= YOUR GOAL =
For the data below, work out how many lines contain the word "nonnunquam" and supply only that number.

---------- STORED ROWS ----------

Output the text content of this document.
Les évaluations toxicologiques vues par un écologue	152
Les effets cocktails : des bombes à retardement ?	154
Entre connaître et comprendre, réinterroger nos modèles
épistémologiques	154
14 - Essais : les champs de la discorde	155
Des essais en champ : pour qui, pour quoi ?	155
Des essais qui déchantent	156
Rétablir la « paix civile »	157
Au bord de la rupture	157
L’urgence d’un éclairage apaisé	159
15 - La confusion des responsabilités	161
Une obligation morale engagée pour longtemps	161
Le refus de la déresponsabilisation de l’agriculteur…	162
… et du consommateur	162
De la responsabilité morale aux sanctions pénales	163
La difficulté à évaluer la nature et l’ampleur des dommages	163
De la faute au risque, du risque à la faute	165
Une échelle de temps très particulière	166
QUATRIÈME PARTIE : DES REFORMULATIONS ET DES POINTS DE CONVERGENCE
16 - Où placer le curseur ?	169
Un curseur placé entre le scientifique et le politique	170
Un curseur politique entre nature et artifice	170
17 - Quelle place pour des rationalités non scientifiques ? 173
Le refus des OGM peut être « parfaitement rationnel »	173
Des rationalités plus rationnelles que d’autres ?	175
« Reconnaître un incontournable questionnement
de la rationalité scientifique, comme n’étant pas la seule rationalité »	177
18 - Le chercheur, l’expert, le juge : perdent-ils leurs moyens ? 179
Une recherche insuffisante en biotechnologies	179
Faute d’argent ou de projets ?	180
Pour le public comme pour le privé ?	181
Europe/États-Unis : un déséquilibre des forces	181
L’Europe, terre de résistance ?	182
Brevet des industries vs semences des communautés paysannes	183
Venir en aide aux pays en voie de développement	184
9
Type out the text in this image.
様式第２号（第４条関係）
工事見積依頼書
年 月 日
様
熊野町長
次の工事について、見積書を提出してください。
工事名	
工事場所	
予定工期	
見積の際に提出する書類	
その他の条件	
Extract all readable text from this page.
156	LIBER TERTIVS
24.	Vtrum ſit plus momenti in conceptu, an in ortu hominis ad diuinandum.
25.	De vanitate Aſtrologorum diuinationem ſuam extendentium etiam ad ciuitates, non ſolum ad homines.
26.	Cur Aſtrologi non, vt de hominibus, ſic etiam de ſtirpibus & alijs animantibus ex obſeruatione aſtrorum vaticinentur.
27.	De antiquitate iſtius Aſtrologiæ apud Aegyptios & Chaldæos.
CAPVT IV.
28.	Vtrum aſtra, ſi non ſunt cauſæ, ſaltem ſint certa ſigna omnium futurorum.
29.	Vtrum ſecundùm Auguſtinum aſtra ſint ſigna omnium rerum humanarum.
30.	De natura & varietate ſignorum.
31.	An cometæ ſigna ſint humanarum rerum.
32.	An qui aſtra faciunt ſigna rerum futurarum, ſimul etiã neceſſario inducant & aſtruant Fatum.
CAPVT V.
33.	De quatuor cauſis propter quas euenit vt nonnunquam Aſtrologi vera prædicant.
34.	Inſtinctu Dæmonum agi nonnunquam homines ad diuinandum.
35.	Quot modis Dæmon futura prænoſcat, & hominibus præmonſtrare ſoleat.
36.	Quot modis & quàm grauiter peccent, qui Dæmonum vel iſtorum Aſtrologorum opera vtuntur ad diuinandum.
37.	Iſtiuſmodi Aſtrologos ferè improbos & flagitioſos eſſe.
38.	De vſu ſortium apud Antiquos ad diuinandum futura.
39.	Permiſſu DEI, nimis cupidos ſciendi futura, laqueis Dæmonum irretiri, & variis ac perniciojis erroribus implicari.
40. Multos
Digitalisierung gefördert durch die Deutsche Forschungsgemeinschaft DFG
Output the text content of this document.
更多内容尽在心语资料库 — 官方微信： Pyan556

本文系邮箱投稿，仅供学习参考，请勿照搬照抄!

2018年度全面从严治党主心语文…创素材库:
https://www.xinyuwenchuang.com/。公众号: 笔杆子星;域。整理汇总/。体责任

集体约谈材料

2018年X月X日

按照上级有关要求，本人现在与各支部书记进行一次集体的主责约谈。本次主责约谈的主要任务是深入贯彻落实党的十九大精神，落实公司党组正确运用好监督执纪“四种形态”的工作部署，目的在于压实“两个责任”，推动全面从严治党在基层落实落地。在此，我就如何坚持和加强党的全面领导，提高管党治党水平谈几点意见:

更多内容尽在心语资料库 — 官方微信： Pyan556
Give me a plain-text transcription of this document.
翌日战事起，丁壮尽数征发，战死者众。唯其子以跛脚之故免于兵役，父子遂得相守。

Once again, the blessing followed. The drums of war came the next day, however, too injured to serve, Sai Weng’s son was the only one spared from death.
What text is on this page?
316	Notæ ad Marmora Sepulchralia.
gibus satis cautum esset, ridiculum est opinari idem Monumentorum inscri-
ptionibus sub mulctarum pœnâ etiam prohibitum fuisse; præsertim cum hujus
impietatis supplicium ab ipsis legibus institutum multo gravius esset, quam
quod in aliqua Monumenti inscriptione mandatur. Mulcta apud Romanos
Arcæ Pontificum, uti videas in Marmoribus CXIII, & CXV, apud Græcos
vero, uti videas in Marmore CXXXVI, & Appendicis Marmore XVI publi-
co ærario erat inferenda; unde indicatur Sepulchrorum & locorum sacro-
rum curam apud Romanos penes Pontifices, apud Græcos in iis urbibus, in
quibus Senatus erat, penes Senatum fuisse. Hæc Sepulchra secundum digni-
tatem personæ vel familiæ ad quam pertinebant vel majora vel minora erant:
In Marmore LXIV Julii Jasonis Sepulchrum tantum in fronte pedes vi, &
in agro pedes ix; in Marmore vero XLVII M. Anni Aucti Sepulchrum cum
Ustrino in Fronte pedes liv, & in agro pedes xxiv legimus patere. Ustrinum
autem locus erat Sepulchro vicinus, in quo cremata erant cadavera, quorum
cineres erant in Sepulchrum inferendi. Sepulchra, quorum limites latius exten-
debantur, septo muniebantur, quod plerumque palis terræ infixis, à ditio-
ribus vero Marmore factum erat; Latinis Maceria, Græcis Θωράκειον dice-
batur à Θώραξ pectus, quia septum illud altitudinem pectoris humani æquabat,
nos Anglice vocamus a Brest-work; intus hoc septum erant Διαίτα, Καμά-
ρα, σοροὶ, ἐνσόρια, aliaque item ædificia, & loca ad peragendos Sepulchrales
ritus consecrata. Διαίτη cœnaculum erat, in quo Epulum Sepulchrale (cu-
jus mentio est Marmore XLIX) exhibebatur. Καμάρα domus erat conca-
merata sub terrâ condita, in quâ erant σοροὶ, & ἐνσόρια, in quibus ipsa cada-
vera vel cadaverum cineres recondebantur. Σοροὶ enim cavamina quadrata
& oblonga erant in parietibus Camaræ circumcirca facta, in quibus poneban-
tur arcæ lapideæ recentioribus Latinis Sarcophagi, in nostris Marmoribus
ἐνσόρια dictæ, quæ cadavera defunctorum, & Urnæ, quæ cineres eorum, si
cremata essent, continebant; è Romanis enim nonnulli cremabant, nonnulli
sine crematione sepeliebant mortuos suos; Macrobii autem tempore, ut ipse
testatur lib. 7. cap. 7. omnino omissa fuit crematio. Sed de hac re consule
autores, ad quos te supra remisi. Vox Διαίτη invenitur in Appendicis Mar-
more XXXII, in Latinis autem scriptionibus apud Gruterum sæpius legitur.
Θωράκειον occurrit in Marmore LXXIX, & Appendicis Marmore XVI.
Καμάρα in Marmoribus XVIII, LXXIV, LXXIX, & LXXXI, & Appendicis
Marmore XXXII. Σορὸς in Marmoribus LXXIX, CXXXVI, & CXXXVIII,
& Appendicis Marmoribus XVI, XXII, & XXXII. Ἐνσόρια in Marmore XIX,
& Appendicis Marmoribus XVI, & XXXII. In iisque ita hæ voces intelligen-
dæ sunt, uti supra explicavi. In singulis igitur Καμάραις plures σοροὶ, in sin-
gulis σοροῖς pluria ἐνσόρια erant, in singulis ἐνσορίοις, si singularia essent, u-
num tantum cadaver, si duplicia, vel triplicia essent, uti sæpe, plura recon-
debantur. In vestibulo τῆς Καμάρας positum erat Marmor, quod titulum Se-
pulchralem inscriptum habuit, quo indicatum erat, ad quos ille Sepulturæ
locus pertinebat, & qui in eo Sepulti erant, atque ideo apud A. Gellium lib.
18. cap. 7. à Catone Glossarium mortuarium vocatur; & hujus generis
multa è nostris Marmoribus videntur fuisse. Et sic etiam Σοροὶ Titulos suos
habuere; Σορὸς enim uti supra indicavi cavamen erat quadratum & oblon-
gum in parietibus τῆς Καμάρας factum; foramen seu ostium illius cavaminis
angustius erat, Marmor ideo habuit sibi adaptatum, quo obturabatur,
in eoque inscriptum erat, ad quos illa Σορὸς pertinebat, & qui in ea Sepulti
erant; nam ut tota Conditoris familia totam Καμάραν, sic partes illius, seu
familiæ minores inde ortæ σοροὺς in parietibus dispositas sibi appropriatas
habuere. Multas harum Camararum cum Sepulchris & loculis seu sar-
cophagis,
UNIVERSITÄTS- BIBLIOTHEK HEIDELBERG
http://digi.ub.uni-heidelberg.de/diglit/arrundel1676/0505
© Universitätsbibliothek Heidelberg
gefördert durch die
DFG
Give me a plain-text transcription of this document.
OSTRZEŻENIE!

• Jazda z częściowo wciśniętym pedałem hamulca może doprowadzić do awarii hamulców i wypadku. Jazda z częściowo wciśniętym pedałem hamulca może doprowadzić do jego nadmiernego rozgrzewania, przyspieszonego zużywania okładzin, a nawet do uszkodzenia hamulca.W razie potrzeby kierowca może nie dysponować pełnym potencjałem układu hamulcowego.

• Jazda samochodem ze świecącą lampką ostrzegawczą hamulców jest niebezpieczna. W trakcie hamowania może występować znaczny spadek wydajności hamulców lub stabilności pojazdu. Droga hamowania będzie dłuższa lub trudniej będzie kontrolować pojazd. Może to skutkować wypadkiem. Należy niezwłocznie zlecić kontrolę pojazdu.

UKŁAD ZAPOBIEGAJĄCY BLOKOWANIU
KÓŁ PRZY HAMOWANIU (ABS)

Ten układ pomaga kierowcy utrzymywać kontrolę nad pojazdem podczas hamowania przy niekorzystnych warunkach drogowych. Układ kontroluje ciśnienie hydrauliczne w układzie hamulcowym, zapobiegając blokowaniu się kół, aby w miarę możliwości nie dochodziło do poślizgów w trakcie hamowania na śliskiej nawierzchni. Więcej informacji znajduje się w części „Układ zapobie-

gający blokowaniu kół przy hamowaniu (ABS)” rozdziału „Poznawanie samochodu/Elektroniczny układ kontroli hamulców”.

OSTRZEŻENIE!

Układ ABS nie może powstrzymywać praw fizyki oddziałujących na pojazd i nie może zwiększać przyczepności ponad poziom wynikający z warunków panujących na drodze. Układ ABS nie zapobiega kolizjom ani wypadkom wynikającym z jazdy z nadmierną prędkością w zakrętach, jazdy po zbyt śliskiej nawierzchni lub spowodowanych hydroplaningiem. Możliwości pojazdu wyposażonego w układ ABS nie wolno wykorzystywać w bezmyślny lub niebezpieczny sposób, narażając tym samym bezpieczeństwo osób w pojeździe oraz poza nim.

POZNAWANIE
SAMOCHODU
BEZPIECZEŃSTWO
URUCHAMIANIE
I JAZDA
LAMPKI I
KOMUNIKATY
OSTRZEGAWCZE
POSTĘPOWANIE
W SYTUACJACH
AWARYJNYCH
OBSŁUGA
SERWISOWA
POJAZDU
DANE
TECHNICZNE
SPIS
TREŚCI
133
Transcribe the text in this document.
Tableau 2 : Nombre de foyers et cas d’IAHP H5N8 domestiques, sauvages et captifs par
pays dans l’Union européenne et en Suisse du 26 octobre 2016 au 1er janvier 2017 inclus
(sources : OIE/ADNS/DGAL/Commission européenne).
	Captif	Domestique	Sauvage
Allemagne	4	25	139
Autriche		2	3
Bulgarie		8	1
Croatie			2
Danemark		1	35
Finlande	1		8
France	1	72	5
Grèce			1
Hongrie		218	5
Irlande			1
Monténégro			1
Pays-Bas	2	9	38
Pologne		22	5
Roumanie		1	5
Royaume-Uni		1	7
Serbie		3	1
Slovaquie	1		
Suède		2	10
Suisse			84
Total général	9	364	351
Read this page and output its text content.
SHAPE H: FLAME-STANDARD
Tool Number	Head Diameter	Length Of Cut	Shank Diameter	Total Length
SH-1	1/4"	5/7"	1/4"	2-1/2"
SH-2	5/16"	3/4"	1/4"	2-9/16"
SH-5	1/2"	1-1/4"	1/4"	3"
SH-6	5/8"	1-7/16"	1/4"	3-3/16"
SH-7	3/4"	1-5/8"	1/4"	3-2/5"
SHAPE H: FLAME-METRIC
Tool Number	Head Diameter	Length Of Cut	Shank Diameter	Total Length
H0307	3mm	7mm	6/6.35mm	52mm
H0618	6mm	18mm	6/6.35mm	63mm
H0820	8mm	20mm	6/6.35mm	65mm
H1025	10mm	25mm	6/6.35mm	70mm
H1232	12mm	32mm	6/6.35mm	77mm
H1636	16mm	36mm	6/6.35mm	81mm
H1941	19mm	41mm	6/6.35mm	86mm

----------

= FINISHED TASK =
2